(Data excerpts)
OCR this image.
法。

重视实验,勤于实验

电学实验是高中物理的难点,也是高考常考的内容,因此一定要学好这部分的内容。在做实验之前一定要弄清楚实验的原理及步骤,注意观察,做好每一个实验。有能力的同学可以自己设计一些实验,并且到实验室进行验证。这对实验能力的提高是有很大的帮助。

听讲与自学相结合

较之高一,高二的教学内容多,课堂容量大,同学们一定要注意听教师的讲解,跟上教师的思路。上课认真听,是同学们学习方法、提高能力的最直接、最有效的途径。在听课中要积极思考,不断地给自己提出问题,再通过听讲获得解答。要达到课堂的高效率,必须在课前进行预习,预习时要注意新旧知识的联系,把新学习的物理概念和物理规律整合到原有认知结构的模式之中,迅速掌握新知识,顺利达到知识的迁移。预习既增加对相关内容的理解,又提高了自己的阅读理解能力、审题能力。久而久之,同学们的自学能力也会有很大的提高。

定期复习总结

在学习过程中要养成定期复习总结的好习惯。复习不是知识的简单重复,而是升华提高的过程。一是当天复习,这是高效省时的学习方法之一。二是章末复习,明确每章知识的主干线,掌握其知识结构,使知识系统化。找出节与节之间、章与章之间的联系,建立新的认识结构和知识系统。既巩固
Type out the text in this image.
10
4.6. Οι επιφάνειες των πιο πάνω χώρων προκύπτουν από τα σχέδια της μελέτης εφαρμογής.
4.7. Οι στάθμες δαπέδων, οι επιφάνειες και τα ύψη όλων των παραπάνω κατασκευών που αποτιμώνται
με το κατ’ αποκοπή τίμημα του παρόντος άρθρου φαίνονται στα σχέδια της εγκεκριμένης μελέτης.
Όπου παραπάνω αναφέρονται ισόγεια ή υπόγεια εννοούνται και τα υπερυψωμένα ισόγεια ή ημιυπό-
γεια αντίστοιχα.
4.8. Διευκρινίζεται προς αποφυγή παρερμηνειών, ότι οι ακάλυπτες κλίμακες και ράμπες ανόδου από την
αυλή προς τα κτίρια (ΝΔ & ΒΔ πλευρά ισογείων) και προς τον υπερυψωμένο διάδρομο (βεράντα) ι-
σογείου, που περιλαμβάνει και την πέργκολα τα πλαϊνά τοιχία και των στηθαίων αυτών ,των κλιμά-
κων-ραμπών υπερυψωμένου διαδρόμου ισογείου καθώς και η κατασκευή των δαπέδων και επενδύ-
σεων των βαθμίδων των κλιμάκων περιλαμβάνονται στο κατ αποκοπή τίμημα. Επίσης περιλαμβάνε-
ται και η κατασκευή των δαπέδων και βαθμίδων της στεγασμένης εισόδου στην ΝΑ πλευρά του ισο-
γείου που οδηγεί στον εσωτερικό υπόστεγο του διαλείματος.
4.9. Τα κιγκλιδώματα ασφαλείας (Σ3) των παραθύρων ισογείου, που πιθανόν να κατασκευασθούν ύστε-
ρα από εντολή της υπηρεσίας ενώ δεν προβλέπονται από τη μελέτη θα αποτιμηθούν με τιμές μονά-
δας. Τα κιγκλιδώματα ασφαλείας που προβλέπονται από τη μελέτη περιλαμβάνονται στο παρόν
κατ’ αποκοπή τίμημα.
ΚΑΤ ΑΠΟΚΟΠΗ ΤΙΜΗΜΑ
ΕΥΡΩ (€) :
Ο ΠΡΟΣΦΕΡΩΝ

* _Stated exercise_
Return only the count of lines in the records that hold the word "προβλέπονται".

* _Task answer_
2